§ Work required:
Send back all the data below, exactly as given.

# START OF Stored records

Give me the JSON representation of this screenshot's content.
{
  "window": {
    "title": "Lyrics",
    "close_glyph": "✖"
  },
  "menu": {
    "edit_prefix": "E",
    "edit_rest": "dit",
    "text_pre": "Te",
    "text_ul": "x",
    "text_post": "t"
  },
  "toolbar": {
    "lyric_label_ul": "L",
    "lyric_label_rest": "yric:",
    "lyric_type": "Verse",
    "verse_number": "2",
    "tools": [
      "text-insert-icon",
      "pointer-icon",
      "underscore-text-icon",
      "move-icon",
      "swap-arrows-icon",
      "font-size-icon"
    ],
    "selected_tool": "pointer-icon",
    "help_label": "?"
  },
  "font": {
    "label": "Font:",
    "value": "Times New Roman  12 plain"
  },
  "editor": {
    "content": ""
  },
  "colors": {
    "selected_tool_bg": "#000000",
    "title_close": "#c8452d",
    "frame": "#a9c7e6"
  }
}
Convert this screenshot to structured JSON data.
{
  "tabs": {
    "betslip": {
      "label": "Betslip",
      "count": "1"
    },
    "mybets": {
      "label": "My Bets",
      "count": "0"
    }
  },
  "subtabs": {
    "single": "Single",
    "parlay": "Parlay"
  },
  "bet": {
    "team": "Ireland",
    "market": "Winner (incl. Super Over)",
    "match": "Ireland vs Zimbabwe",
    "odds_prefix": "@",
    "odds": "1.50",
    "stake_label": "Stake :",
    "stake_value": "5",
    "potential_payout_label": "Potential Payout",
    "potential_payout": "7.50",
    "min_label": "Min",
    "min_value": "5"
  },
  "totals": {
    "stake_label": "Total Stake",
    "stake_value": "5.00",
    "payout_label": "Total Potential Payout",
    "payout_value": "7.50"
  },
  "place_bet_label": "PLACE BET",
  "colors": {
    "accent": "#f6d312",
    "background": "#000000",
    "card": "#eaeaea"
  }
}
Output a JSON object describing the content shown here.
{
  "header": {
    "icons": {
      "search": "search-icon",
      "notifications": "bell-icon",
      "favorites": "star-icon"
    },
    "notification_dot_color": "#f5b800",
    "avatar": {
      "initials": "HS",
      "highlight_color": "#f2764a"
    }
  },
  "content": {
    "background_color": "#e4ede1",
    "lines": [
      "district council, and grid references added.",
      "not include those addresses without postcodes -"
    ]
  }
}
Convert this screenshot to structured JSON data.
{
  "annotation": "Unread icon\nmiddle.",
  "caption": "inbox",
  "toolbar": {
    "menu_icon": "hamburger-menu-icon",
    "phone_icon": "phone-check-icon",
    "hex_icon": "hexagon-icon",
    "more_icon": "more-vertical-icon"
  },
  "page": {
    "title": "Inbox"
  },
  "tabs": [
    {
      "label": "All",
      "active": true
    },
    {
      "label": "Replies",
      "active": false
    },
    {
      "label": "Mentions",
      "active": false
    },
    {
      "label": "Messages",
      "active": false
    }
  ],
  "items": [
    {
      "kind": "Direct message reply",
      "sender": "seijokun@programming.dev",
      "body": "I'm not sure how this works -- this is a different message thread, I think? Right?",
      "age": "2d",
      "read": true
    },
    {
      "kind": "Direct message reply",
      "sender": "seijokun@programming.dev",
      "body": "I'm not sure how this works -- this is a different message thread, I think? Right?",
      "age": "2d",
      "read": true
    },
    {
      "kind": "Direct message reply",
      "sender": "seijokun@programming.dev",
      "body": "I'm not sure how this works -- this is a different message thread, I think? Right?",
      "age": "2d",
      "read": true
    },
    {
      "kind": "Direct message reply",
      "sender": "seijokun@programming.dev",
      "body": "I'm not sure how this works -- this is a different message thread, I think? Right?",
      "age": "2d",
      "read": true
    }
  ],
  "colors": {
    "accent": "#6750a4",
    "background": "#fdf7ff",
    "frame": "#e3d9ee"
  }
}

# END OF Stored records

§ Task answer:
Give me the JSON representation of this screenshot's content.
{
  "window": {
    "title": "Lyrics",
    "close_glyph": "✖"
  },
  "menu": {
    "edit_prefix": "E",
    "edit_rest": "dit",
    "text_pre": "Te",
    "text_ul": "x",
    "text_post": "t"
  },
  "toolbar": {
    "lyric_label_ul": "L",
    "lyric_label_rest": "yric:",
    "lyric_type": "Verse",
    "verse_number": "2",
    "tools": [
      "text-insert-icon",
      "pointer-icon",
      "underscore-text-icon",
      "move-icon",
      "swap-arrows-icon",
      "font-size-icon"
    ],
    "selected_tool": "pointer-icon",
    "help_label": "?"
  },
  "font": {
    "label": "Font:",
    "value": "Times New Roman  12 plain"
  },
  "editor": {
    "content": ""
  },
  "colors": {
    "selected_tool_bg": "#000000",
    "title_close": "#c8452d",
    "frame": "#a9c7e6"
  }
}
Convert this screenshot to structured JSON data.
{
  "tabs": {
    "betslip": {
      "label": "Betslip",
      "count": "1"
    },
    "mybets": {
      "label": "My Bets",
      "count": "0"
    }
  },
  "subtabs": {
    "single": "Single",
    "parlay": "Parlay"
  },
  "bet": {
    "team": "Ireland",
    "market": "Winner (incl. Super Over)",
    "match": "Ireland vs Zimbabwe",
    "odds_prefix": "@",
    "odds": "1.50",
    "stake_label": "Stake :",
    "stake_value": "5",
    "potential_payout_label": "Potential Payout",
    "potential_payout": "7.50",
    "min_label": "Min",
    "min_value": "5"
  },
  "totals": {
    "stake_label": "Total Stake",
    "stake_value": "5.00",
    "payout_label": "Total Potential Payout",
    "payout_value": "7.50"
  },
  "place_bet_label": "PLACE BET",
  "colors": {
    "accent": "#f6d312",
    "background": "#000000",
    "card": "#eaeaea"
  }
}
Output a JSON object describing the content shown here.
{
  "header": {
    "icons": {
      "search": "search-icon",
      "notifications": "bell-icon",
      "favorites": "star-icon"
    },
    "notification_dot_color": "#f5b800",
    "avatar": {
      "initials": "HS",
      "highlight_color": "#f2764a"
    }
  },
  "content": {
    "background_color": "#e4ede1",
    "lines": [
      "district council, and grid references added.",
      "not include those addresses without postcodes -"
    ]
  }
}
Convert this screenshot to structured JSON data.
{
  "annotation": "Unread icon\nmiddle.",
  "caption": "inbox",
  "toolbar": {
    "menu_icon": "hamburger-menu-icon",
    "phone_icon": "phone-check-icon",
    "hex_icon": "hexagon-icon",
    "more_icon": "more-vertical-icon"
  },
  "page": {
    "title": "Inbox"
  },
  "tabs": [
    {
      "label": "All",
      "active": true
    },
    {
      "label": "Replies",
      "active": false
    },
    {
      "label": "Mentions",
      "active": false
    },
    {
      "label": "Messages",
      "active": false
    }
  ],
  "items": [
    {
      "kind": "Direct message reply",
      "sender": "seijokun@programming.dev",
      "body": "I'm not sure how this works -- this is a different message thread, I think? Right?",
      "age": "2d",
      "read": true
    },
    {
      "kind": "Direct message reply",
      "sender": "seijokun@programming.dev",
      "body": "I'm not sure how this works -- this is a different message thread, I think? Right?",
      "age": "2d",
      "read": true
    },
    {
      "kind": "Direct message reply",
      "sender": "seijokun@programming.dev",
      "body": "I'm not sure how this works -- this is a different message thread, I think? Right?",
      "age": "2d",
      "read": true
    },
    {
      "kind": "Direct message reply",
      "sender": "seijokun@programming.dev",
      "body": "I'm not sure how this works -- this is a different message thread, I think? Right?",
      "age": "2d",
      "read": true
    }
  ],
  "colors": {
    "accent": "#6750a4",
    "background": "#fdf7ff",
    "frame": "#e3d9ee"
  }
}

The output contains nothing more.